## EXERCISE AIM
Number of lines with "Hannah" in the data: give that figure by itself.

Document page entries with text:

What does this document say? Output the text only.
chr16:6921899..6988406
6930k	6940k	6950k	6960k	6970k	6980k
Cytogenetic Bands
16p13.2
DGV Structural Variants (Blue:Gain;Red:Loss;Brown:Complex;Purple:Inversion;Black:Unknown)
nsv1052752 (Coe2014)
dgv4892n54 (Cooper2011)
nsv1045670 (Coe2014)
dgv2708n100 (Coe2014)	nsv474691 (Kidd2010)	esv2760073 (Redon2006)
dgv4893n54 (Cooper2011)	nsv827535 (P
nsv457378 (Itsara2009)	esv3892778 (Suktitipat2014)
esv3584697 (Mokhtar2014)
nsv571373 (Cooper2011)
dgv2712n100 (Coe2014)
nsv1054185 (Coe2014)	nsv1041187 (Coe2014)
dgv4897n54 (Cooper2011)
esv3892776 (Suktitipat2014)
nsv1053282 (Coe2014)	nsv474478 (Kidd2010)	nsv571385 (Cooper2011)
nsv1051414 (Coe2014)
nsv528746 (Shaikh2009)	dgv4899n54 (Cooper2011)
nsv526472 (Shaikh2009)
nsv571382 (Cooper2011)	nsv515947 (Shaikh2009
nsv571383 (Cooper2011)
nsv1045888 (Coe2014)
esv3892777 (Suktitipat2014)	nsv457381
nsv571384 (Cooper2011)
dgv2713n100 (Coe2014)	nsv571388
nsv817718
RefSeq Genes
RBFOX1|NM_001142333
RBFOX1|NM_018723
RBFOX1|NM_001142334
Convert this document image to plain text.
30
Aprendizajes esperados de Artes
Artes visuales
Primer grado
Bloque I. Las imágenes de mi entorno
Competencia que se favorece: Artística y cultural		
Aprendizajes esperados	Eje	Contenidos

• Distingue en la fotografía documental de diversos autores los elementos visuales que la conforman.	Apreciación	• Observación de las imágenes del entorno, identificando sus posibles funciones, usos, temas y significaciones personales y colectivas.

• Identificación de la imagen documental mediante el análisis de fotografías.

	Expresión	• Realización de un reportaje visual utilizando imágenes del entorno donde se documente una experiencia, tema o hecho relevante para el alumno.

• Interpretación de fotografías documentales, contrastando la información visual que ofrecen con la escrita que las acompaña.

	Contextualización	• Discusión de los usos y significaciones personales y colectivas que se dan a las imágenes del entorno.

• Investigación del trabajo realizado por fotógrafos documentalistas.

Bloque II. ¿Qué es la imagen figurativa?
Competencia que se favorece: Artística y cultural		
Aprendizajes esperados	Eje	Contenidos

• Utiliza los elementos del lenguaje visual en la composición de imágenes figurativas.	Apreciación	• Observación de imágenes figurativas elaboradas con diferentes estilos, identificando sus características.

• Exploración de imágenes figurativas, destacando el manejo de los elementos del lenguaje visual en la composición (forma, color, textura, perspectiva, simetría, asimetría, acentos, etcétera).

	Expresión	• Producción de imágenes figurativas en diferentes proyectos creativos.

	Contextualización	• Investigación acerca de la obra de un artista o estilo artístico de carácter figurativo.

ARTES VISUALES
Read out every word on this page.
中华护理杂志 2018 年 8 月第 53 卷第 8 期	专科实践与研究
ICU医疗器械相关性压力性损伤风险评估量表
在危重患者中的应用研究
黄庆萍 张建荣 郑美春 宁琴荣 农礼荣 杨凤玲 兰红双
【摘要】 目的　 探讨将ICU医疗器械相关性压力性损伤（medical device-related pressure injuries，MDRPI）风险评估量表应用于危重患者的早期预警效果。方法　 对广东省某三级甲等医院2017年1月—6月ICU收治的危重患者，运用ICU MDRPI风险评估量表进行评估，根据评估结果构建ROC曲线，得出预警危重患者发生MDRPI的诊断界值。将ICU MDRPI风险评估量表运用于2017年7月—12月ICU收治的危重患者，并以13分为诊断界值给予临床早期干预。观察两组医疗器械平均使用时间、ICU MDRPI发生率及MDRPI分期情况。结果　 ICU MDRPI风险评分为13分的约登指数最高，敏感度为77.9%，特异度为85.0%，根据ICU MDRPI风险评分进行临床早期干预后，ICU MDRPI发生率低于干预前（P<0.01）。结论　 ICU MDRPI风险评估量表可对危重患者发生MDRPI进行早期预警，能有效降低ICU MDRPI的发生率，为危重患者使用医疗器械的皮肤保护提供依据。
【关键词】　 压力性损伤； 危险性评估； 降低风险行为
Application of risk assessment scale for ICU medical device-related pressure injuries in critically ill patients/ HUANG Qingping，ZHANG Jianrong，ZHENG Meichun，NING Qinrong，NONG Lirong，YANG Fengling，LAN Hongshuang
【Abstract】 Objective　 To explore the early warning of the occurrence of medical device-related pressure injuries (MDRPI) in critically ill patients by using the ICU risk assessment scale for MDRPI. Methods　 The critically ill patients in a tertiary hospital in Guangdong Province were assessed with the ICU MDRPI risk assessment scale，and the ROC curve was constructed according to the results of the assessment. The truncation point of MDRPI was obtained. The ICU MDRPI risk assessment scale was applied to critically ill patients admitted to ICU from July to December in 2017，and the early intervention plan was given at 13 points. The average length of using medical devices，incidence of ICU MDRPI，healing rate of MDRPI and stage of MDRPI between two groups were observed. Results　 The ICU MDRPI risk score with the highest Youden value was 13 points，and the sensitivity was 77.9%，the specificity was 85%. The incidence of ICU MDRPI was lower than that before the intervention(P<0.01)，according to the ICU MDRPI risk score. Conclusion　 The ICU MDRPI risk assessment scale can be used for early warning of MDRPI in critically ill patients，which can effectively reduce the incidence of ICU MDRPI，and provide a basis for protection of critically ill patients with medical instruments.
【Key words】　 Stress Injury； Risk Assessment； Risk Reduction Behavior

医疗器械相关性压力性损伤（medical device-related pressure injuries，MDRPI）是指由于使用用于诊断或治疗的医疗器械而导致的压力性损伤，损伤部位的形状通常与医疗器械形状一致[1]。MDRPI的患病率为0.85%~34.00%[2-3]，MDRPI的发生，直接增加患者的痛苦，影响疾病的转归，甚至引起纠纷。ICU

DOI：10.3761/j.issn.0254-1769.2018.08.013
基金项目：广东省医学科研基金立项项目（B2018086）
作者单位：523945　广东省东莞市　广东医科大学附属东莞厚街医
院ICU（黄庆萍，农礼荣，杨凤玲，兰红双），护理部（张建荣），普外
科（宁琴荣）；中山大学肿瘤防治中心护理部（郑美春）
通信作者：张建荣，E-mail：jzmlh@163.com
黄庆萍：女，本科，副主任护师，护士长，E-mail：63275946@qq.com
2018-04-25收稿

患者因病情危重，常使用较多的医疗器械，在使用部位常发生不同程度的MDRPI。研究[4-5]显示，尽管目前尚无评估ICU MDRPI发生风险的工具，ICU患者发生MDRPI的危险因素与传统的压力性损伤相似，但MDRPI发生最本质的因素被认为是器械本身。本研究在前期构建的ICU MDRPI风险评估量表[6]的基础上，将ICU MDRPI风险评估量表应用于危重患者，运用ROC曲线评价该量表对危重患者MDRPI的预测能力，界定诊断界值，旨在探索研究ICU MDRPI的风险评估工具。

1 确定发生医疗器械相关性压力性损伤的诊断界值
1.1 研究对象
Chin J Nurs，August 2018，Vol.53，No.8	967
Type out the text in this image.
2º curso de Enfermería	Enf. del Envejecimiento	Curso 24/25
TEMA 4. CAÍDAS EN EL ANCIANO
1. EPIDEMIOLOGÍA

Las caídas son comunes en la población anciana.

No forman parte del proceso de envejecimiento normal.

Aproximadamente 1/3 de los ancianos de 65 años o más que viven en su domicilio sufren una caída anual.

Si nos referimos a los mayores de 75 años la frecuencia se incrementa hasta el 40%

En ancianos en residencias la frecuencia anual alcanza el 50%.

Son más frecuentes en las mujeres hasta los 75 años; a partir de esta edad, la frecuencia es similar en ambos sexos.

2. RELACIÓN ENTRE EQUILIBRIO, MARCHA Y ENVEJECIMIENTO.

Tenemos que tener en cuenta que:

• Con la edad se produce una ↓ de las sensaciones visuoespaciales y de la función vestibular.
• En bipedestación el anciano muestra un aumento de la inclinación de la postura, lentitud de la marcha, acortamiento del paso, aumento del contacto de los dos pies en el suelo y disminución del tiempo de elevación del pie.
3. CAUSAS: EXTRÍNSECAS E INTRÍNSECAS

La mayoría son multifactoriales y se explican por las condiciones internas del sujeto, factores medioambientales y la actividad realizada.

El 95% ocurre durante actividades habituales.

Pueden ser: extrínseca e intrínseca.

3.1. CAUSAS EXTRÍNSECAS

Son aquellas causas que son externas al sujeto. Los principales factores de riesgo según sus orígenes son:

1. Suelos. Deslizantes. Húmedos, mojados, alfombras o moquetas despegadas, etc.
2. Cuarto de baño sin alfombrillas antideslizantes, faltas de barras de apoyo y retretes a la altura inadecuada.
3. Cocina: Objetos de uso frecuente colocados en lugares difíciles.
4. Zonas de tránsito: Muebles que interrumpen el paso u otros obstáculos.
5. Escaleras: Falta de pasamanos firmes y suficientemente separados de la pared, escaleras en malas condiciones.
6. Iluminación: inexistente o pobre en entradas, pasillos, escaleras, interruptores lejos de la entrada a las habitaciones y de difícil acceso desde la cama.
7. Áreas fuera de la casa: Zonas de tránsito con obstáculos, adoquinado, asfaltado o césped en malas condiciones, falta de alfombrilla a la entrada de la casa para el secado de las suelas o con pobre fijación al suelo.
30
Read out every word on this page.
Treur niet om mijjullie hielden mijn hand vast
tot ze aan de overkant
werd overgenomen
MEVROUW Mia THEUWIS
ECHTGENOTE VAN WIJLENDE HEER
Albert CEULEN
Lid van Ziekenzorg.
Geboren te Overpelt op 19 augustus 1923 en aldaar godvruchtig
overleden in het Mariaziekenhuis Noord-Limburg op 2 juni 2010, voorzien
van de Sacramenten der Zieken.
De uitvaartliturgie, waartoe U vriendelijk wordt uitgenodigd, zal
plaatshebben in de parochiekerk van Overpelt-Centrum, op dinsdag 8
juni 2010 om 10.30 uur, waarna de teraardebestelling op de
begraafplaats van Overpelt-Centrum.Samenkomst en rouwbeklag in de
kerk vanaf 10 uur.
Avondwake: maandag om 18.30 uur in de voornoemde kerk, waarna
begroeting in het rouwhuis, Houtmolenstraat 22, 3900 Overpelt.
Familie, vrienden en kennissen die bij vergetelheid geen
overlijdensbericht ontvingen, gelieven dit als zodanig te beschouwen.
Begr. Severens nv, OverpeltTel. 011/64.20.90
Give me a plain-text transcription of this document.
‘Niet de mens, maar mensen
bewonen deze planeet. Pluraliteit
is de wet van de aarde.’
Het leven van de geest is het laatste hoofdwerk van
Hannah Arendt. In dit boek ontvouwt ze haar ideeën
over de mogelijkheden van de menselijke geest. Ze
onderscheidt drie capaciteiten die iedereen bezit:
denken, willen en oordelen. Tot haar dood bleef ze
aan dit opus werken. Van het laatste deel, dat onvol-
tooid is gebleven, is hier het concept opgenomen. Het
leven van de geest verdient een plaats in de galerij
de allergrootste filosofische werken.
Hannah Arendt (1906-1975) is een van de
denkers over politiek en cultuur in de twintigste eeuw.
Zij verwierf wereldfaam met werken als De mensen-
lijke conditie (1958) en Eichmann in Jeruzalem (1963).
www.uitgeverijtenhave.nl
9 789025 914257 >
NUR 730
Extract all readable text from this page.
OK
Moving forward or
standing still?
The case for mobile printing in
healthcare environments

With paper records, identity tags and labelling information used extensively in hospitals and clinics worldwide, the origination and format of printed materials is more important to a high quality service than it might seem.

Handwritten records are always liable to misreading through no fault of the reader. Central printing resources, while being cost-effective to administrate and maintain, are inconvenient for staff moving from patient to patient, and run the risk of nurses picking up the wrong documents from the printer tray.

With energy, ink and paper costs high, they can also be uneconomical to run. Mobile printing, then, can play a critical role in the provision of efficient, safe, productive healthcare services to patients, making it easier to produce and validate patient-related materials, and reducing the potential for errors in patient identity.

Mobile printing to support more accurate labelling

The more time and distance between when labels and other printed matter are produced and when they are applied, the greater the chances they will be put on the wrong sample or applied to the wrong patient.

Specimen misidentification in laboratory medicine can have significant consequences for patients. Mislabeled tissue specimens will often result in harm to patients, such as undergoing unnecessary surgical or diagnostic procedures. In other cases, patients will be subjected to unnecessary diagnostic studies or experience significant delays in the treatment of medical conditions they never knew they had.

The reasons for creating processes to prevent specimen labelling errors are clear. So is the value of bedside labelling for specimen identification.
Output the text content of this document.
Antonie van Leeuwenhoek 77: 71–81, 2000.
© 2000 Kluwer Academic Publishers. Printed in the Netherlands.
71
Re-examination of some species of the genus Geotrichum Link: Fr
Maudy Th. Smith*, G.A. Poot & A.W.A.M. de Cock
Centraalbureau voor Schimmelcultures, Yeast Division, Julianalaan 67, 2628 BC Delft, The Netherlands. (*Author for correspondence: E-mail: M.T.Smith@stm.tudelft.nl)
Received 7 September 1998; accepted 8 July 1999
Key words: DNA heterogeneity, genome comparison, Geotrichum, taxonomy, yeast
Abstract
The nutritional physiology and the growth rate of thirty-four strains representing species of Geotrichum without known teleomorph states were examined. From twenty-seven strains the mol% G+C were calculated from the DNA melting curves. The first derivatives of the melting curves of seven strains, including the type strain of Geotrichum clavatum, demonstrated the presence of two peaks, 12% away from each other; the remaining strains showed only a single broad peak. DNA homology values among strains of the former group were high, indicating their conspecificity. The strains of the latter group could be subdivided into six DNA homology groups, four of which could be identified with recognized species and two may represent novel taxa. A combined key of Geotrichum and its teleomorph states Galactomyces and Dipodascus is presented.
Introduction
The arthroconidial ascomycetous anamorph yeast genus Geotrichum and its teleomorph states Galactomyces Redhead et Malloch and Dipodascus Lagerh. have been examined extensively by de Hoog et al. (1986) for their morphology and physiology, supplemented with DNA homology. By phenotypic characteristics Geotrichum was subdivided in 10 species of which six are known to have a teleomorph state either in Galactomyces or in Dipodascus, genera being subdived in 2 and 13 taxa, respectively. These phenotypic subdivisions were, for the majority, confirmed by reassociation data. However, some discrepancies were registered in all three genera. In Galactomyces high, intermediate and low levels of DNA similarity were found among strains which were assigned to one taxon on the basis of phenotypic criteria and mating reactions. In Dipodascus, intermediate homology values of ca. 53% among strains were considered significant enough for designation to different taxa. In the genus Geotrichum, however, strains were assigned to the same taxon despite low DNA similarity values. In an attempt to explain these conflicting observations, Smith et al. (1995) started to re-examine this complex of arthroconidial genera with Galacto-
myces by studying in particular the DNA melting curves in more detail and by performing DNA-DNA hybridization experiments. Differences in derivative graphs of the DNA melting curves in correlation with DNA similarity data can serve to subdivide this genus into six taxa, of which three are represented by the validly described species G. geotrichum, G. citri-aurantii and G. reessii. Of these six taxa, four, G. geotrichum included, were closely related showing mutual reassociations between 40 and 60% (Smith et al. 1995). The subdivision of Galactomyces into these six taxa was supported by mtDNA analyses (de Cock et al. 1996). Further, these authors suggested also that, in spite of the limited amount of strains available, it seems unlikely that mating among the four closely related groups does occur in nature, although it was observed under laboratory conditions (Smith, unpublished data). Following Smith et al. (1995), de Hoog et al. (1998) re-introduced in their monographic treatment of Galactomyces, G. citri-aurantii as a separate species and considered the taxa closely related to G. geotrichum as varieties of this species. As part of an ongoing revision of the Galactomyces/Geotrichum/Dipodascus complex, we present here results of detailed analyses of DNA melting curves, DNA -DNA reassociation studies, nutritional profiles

## WRITTEN RESPONSE
2